_Aim of the exercise_. Provide only the number of lines in the records below that include "Licence".

_Given records_.

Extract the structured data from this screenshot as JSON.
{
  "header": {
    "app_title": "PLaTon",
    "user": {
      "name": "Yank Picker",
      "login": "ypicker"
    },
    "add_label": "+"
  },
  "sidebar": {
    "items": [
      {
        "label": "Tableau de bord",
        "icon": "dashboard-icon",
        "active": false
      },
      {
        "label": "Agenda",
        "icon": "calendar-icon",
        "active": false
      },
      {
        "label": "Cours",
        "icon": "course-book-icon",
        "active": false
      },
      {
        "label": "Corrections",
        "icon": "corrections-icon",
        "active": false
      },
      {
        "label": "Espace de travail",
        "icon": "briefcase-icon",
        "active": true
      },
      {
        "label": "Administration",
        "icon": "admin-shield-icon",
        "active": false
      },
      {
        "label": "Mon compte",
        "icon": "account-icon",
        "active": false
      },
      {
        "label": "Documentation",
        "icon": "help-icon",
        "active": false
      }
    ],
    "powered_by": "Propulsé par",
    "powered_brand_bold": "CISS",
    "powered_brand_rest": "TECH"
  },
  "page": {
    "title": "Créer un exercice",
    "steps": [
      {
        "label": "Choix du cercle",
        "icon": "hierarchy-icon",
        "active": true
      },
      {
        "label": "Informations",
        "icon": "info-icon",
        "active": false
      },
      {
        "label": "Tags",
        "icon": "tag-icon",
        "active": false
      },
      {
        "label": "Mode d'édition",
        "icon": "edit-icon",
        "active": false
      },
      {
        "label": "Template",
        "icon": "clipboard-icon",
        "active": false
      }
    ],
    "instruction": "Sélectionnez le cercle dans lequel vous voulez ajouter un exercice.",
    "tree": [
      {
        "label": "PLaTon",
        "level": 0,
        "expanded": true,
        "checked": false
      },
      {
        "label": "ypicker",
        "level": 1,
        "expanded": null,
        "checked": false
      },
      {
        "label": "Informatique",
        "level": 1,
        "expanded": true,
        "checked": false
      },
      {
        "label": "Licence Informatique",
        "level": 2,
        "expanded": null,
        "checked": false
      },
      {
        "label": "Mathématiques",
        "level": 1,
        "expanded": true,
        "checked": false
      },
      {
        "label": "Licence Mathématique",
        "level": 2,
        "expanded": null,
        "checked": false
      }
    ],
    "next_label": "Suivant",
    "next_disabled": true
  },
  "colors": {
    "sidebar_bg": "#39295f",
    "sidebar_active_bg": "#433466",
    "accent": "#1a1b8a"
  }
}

_Answer to this exercise_. 2